[TASK TO COMPLETE]: Pull out every line with the word "Trametinib" from the entries below.

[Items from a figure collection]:
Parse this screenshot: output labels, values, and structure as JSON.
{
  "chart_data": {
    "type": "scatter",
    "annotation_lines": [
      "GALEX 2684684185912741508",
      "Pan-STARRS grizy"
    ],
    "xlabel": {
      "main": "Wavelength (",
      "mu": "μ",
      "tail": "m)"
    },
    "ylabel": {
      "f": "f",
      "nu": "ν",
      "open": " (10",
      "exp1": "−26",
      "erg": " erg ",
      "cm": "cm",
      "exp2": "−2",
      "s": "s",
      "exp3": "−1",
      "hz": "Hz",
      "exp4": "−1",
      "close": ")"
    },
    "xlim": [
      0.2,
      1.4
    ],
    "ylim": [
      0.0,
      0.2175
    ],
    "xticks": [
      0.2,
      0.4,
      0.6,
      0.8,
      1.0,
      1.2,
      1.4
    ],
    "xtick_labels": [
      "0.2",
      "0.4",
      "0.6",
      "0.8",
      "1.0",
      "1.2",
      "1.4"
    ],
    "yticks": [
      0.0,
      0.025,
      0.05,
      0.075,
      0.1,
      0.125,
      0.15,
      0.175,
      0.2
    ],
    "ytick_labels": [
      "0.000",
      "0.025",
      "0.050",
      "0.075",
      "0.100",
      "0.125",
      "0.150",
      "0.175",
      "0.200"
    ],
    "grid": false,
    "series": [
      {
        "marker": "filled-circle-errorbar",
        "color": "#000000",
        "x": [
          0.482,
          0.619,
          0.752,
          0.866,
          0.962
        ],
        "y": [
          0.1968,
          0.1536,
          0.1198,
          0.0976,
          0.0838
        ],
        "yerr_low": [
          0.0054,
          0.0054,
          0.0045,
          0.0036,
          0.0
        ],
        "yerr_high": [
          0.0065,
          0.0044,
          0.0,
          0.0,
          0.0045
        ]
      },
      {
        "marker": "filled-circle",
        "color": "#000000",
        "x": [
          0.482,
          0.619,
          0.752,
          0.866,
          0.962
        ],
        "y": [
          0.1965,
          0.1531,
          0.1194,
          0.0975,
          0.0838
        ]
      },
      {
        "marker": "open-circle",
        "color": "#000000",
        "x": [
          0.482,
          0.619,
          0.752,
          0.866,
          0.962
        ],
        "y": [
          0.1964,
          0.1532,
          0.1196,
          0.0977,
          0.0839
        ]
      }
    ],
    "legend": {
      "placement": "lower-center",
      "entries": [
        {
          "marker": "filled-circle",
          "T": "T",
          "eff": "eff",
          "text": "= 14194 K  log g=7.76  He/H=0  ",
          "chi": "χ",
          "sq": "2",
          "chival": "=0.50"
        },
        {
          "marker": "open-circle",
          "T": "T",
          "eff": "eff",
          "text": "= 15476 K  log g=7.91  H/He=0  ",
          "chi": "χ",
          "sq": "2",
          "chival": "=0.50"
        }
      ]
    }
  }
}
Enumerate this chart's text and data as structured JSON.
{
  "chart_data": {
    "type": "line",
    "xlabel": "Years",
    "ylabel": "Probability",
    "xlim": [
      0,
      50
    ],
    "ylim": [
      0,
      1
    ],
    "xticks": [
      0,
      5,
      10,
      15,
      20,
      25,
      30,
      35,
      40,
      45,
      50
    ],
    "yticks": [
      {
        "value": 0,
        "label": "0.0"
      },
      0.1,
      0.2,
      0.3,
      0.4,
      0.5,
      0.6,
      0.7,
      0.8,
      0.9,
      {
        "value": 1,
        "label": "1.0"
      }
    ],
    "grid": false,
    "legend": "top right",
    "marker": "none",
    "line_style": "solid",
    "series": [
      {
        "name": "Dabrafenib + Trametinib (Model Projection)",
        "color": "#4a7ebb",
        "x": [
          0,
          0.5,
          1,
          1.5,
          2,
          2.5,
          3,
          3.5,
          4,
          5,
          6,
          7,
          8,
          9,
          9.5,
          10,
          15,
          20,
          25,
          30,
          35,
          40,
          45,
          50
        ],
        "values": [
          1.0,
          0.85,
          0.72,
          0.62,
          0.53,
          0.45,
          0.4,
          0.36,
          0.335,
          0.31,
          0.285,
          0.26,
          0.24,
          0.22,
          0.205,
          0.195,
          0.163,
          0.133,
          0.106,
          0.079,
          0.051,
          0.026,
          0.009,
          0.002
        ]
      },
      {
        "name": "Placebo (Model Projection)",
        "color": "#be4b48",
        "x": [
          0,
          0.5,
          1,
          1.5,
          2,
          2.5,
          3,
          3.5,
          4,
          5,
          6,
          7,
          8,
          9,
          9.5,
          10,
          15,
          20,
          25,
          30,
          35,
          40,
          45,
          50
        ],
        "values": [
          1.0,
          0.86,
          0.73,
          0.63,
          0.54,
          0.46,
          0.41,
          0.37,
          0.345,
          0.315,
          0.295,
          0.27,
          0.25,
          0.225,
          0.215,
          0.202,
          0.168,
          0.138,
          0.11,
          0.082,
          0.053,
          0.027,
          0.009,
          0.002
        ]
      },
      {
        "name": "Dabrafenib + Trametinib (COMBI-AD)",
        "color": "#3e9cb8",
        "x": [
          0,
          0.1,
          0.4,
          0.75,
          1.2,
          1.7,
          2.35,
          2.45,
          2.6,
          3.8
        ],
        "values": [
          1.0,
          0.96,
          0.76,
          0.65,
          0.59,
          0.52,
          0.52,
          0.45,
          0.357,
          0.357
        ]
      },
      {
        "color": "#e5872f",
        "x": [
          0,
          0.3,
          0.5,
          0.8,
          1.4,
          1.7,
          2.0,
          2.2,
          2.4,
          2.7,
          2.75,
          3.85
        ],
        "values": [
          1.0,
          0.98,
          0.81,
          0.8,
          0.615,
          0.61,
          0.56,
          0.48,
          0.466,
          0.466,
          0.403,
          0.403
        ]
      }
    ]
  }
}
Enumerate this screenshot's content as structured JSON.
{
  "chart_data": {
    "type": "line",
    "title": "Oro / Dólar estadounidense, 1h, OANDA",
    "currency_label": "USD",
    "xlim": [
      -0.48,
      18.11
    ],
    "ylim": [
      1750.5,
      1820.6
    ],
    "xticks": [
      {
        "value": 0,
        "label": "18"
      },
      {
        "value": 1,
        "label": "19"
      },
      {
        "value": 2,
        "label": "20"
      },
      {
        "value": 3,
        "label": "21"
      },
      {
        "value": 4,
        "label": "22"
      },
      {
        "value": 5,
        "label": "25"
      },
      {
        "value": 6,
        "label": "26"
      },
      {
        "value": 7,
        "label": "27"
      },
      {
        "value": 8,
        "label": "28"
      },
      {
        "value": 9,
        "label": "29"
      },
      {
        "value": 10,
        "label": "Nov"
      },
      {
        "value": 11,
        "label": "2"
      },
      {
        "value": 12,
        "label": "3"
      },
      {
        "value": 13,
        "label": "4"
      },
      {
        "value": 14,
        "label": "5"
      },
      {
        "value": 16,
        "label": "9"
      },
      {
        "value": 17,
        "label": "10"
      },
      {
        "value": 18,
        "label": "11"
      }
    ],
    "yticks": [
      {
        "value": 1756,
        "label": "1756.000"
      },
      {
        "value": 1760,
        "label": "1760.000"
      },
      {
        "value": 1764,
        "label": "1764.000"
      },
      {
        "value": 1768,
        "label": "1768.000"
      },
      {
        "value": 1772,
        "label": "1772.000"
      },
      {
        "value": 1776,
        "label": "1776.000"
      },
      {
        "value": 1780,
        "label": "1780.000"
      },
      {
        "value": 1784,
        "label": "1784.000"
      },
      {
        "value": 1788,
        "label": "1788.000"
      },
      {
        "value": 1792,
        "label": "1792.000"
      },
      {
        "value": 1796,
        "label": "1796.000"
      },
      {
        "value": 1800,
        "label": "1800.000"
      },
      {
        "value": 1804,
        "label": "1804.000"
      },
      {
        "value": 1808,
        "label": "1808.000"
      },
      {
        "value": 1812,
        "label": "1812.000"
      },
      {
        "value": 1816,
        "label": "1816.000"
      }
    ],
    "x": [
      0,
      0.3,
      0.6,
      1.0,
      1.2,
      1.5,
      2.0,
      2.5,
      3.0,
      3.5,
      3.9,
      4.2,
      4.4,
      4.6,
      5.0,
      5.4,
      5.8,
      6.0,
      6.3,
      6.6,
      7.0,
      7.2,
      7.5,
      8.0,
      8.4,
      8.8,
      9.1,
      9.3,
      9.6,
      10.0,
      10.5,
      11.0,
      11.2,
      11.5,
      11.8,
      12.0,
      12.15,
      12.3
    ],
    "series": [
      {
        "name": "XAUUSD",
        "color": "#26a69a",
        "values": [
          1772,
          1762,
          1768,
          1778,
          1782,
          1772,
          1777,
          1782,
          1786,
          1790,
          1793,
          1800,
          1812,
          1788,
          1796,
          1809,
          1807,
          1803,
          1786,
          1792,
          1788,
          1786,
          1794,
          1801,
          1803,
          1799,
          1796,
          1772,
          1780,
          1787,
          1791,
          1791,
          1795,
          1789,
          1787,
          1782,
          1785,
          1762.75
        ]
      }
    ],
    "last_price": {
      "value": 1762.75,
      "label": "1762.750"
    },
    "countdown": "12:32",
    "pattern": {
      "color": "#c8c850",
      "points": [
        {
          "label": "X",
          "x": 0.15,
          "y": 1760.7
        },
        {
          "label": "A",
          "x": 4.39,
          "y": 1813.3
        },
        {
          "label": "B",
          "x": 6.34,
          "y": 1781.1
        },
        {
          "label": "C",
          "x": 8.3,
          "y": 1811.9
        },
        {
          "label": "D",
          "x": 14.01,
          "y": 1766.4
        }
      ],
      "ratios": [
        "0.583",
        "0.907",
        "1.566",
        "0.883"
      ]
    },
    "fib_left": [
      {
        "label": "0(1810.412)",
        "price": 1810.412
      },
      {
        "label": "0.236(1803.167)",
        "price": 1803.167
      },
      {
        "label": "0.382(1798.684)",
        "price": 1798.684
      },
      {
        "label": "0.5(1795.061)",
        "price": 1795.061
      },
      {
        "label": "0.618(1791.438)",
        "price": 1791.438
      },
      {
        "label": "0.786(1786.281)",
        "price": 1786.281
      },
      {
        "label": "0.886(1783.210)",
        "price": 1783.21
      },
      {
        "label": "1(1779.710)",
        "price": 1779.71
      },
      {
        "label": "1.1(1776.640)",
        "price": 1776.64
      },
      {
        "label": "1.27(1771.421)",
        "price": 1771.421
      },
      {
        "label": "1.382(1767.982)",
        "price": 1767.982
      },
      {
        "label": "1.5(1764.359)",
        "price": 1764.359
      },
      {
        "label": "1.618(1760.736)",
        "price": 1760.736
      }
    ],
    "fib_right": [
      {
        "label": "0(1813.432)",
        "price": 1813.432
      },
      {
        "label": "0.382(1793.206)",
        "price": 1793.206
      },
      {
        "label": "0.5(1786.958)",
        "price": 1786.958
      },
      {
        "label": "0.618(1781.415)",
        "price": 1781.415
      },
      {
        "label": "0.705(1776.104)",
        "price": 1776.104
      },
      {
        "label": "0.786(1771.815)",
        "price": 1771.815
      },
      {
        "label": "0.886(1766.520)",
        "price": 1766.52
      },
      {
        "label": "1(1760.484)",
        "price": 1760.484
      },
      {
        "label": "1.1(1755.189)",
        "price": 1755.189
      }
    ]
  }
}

[RESULT]:
        "name": "Dabrafenib + Trametinib (Model Projection)",
        "name": "Dabrafenib + Trametinib (COMBI-AD)",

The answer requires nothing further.